WHAT YOU WILL DO. Print every line of the material below verbatim, without changing anything.

Saved data entries.

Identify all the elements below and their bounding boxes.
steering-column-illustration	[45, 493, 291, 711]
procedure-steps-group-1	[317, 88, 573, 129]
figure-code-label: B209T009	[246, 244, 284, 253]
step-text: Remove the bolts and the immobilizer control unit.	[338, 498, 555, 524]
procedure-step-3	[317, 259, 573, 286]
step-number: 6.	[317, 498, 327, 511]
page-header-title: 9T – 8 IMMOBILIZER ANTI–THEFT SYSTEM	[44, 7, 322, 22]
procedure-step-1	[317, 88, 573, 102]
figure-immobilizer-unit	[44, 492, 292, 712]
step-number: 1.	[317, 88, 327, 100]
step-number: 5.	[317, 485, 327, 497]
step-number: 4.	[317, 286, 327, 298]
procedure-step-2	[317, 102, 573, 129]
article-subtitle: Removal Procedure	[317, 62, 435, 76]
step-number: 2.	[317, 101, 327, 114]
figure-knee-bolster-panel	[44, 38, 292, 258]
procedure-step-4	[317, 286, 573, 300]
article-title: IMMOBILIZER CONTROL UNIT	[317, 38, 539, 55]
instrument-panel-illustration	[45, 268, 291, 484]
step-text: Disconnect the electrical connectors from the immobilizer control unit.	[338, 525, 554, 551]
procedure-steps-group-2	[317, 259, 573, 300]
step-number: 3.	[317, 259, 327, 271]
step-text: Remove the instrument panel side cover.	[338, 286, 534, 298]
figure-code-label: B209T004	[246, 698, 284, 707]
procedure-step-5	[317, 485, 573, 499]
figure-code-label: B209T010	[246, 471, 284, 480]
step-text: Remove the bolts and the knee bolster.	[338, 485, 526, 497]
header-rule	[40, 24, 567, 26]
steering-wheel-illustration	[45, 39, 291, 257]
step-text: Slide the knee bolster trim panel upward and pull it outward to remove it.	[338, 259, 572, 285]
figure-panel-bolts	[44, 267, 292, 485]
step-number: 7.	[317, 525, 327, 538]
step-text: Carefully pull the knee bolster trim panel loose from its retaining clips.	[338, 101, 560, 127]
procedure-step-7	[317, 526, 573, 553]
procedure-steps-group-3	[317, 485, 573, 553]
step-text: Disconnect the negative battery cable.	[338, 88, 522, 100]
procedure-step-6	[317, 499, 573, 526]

PROBLEM SOLUTION.
Identify all the elements below and their bounding boxes.
steering-column-illustration	[45, 493, 291, 711]
procedure-steps-group-1	[317, 88, 573, 129]
figure-code-label: B209T009	[246, 244, 284, 253]
step-text: Remove the bolts and the immobilizer control unit.	[338, 498, 555, 524]
procedure-step-3	[317, 259, 573, 286]
step-number: 6.	[317, 498, 327, 511]
page-header-title: 9T – 8 IMMOBILIZER ANTI–THEFT SYSTEM	[44, 7, 322, 22]
procedure-step-1	[317, 88, 573, 102]
figure-immobilizer-unit	[44, 492, 292, 712]
step-number: 1.	[317, 88, 327, 100]
step-number: 5.	[317, 485, 327, 497]
step-number: 4.	[317, 286, 327, 298]
procedure-step-2	[317, 102, 573, 129]
article-subtitle: Removal Procedure	[317, 62, 435, 76]
step-number: 2.	[317, 101, 327, 114]
figure-knee-bolster-panel	[44, 38, 292, 258]
procedure-step-4	[317, 286, 573, 300]
article-title: IMMOBILIZER CONTROL UNIT	[317, 38, 539, 55]
instrument-panel-illustration	[45, 268, 291, 484]
step-text: Disconnect the electrical connectors from the immobilizer control unit.	[338, 525, 554, 551]
procedure-steps-group-2	[317, 259, 573, 300]
step-number: 3.	[317, 259, 327, 271]
step-text: Remove the instrument panel side cover.	[338, 286, 534, 298]
figure-code-label: B209T004	[246, 698, 284, 707]
procedure-step-5	[317, 485, 573, 499]
figure-code-label: B209T010	[246, 471, 284, 480]
step-text: Remove the bolts and the knee bolster.	[338, 485, 526, 497]
header-rule	[40, 24, 567, 26]
steering-wheel-illustration	[45, 39, 291, 257]
step-text: Slide the knee bolster trim panel upward and pull it outward to remove it.	[338, 259, 572, 285]
figure-panel-bolts	[44, 267, 292, 485]
step-number: 7.	[317, 525, 327, 538]
step-text: Carefully pull the knee bolster trim panel loose from its retaining clips.	[338, 101, 560, 127]
procedure-step-7	[317, 526, 573, 553]
procedure-steps-group-3	[317, 485, 573, 553]
step-text: Disconnect the negative battery cable.	[338, 88, 522, 100]
procedure-step-6	[317, 499, 573, 526]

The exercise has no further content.